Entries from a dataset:

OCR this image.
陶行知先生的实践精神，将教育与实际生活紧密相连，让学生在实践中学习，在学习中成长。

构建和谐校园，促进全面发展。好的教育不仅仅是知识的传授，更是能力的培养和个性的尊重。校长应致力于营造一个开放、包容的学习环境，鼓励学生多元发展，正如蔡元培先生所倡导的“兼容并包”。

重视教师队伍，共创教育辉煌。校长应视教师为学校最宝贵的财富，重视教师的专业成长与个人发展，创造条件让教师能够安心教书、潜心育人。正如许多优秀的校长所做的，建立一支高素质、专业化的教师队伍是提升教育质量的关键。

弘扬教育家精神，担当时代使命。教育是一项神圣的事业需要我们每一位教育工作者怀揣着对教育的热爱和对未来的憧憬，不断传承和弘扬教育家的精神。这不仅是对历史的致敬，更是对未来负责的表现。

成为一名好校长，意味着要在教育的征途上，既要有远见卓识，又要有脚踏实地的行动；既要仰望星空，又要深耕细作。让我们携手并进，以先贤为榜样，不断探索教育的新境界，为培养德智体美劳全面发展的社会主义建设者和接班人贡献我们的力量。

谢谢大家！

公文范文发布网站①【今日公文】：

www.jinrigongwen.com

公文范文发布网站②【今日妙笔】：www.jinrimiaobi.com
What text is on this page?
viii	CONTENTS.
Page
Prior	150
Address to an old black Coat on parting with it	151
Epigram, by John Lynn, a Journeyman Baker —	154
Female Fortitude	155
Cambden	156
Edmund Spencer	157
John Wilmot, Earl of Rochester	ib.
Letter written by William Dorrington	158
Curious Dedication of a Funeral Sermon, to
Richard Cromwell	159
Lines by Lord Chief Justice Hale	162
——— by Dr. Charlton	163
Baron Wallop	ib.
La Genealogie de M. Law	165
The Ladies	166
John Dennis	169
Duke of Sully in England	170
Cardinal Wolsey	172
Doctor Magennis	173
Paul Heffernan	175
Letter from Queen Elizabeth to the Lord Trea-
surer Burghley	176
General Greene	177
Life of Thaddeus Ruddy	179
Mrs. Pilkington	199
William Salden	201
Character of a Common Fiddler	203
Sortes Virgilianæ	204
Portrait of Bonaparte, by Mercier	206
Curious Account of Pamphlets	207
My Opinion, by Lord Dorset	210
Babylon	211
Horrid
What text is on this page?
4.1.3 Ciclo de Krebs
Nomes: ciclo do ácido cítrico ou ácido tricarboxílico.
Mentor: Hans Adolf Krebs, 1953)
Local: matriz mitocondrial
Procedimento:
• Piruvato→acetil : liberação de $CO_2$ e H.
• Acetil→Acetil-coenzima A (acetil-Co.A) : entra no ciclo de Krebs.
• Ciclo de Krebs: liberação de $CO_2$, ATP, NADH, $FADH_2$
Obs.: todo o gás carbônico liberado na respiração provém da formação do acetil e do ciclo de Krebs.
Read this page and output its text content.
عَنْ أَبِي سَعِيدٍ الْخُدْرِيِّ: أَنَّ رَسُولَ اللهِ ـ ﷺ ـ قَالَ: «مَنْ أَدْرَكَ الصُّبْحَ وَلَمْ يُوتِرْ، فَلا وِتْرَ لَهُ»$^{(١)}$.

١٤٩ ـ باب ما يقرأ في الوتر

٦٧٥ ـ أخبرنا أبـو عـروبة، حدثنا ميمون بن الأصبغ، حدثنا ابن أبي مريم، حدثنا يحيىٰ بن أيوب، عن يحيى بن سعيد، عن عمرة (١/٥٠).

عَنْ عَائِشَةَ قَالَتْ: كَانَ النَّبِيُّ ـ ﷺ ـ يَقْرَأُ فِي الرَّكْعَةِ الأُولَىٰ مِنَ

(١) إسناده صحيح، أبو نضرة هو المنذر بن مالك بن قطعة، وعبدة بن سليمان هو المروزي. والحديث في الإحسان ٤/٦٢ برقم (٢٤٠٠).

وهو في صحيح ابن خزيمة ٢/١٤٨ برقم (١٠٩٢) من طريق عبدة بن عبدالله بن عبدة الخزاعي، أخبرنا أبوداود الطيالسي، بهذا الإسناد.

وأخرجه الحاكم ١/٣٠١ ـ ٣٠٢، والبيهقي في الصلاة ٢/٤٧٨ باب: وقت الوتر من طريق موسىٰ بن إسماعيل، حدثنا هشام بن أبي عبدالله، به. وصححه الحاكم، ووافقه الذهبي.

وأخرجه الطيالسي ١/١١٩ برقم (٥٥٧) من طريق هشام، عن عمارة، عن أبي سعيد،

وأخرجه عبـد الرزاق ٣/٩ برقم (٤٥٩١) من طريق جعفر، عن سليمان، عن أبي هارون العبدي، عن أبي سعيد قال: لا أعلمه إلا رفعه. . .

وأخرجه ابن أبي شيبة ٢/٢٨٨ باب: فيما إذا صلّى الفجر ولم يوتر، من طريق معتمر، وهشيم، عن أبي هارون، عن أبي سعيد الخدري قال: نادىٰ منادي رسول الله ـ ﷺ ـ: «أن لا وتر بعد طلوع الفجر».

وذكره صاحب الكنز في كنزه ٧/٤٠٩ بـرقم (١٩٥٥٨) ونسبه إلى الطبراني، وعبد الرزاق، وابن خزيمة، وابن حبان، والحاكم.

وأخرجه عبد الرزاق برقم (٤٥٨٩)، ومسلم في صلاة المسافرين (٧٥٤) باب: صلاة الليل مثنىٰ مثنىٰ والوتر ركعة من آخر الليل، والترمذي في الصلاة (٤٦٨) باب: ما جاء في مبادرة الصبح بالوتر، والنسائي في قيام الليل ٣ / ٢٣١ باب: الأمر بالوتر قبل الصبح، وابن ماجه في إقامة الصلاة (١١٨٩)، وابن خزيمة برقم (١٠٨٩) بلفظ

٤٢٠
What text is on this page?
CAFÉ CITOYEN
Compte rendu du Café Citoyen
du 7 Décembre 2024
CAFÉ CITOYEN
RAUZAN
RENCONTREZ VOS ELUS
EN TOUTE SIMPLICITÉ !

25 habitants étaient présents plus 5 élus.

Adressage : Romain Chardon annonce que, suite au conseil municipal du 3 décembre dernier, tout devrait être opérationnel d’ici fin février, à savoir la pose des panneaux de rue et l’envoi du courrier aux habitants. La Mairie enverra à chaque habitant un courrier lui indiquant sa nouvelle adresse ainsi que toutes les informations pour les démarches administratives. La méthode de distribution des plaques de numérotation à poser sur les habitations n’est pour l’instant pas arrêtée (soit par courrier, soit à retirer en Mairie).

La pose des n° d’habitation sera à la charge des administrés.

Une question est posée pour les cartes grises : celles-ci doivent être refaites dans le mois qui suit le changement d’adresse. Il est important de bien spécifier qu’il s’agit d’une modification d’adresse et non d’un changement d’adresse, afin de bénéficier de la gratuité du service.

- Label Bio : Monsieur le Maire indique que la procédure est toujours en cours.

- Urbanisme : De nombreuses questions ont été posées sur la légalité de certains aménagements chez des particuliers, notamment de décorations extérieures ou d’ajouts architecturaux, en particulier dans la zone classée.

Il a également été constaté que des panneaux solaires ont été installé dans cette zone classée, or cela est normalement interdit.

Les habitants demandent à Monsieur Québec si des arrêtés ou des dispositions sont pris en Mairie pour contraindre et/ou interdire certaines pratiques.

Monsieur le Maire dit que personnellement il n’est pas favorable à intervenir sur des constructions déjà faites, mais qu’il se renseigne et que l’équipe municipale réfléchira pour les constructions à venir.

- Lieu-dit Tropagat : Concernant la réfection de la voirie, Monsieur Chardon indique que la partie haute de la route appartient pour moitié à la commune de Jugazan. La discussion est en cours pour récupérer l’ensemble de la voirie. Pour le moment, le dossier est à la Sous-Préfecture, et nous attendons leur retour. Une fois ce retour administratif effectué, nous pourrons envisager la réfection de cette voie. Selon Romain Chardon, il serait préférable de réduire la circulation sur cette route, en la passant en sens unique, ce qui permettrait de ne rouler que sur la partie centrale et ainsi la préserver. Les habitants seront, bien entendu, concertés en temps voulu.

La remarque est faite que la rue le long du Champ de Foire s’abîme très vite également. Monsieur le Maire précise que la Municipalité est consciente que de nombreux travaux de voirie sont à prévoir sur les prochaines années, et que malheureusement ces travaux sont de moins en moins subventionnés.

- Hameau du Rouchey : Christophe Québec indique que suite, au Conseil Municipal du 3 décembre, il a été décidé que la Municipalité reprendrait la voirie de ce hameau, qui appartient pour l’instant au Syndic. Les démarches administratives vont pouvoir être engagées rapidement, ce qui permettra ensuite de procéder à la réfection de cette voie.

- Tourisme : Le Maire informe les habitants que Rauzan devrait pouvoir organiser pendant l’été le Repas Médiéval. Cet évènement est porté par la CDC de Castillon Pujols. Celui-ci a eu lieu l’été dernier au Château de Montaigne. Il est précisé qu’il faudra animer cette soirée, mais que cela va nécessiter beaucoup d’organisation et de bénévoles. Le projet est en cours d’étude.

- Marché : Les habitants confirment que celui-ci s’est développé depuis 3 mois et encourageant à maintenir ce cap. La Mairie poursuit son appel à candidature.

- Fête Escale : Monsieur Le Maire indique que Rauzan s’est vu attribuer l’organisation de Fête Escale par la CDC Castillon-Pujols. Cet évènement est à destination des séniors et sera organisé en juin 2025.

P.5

## TASK DETAILS
Each line in the material either holds the string "سليمان" or does not. State how many do, and nothing else.

## THE OUTPUT
2